Finanzierung und Förderung von Gewässerrenaturierungen
Renaturierungen von Fließgewässern kosten Geld, z. B. für Planung, Flächenankauf und Baumaßnahmen. Gerade für Kommunen als Maßnahmenträger sind diese Kosten häufig nur schwer zu stemmen. Hilfe bieten Programme zur Finanzierung und Förderung vom Bund, den Ländern und anderen Organisationen.
Zu Beginn jeder Renaturierung stellt sich die Frage, welche Finanzierungs- und Fördermöglichkeiten für die Deckung der Projektkosten genutzt werden können. Die Kosten für Renaturierungen können sehr unterschiedlich ausfallen. Mit kleineren Maßnahmen lassen sich bereits für ca. 10 € pro Gewässermeter deutliche Verbesserungen erzielen. Dem gegenüber stehen umfangreiche, technische Umbaumaßnahmen, die 600 € pro Gewässermeter und mehr kosten (Baur 2017).
____
▶ [IHRE AUFGABEN]:
1. Prüfen Sie bitte, ob die Aussagen (a), (b) und (c) mit dem Text über die Finanzierung von Gewässerrenaturierungen übereinstimmen, und belegen Sie jedes Ja oder Nein mit den entscheidenden Worten des Textes im genauen Wortlaut. (a) Schon mit kleineren Maßnahmen für etwa 10 € pro Gewässermeter lassen sich deutliche Verbesserungen erreichen. (b) Förderprogramme für Renaturierungen werden ausschließlich vom Bund angeboten. (c) Umfangreiche technische Umbaumaßnahmen kosten höchstens 300 € pro Gewässermeter.
2. Für wen sind die Kosten von Renaturierungen laut dem Text über die Finanzierung von Gewässerrenaturierungen häufig nur schwer zu stemmen?
3. Fahren Sie mit dem Text über die Finanzierung von Gewässerrenaturierungen im Anschluss an seinen letzten Satz fort.
Die nachstehenden Zeilen sind eigenständiges Material und gehören nicht zum Text über die Finanzierung von Gewässerrenaturierungen.

▶ [DATENBLOCK]:
____
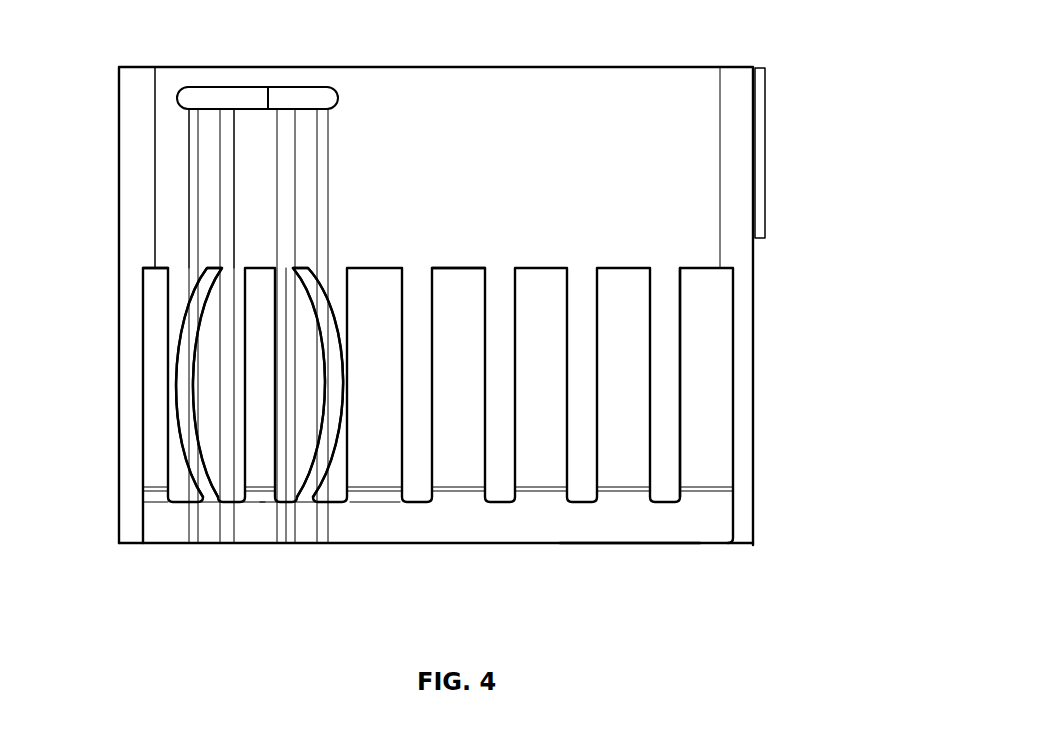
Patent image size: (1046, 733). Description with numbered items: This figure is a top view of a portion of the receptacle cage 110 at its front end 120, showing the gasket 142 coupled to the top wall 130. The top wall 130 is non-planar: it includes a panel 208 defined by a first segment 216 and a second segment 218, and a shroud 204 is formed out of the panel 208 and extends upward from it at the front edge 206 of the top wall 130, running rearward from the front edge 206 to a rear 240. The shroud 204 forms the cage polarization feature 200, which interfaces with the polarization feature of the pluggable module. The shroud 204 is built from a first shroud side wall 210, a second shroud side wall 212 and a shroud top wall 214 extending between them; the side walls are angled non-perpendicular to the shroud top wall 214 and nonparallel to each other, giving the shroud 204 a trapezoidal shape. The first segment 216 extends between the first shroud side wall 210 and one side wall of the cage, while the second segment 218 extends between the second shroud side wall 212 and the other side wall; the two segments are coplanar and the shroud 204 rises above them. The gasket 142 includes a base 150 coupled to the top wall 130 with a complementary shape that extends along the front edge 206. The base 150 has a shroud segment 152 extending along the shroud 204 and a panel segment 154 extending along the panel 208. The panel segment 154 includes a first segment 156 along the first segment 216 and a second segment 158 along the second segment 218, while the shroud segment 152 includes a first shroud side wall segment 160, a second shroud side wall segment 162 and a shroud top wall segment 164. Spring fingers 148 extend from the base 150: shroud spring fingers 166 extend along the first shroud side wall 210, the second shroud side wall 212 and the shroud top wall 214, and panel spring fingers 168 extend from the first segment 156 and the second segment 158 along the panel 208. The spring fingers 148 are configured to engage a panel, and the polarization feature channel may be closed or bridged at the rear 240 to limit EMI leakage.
____
▶ [ERWARTETE ANTWORTEN]:
1.
(a) Ja: „Mit kleineren Maßnahmen lassen sich bereits für ca. 10 € pro Gewässermeter deutliche Verbesserungen erzielen.“
(b) Nein: „Hilfe bieten Programme zur Finanzierung und Förderung vom Bund, den Ländern und anderen Organisationen.“
(c) Nein: „Dem gegenüber stehen umfangreiche, technische Umbaumaßnahmen, die 600 € pro Gewässermeter und mehr kosten“

2. Für Kommunen als Maßnahmenträger.

3.
Eingriffe mit negativen Folgen für Natur und Landschaft sind gemäß Eingriffsregelung des Bundesnaturschutzgesetzes zu vermeiden oder zumindest auszugleichen bzw. zu kompensieren. Renaturierungsmaßnahmen können derartige Eingriffe ausgleichen. In diesem Fall trägt derjenige, der den Eingriff verursacht hat, die Kosten der Renaturierung. Renaturierungen lassen sich daher als Ausgleichs- und Ersatzmaßnahmen für Eingriffe finanzieren.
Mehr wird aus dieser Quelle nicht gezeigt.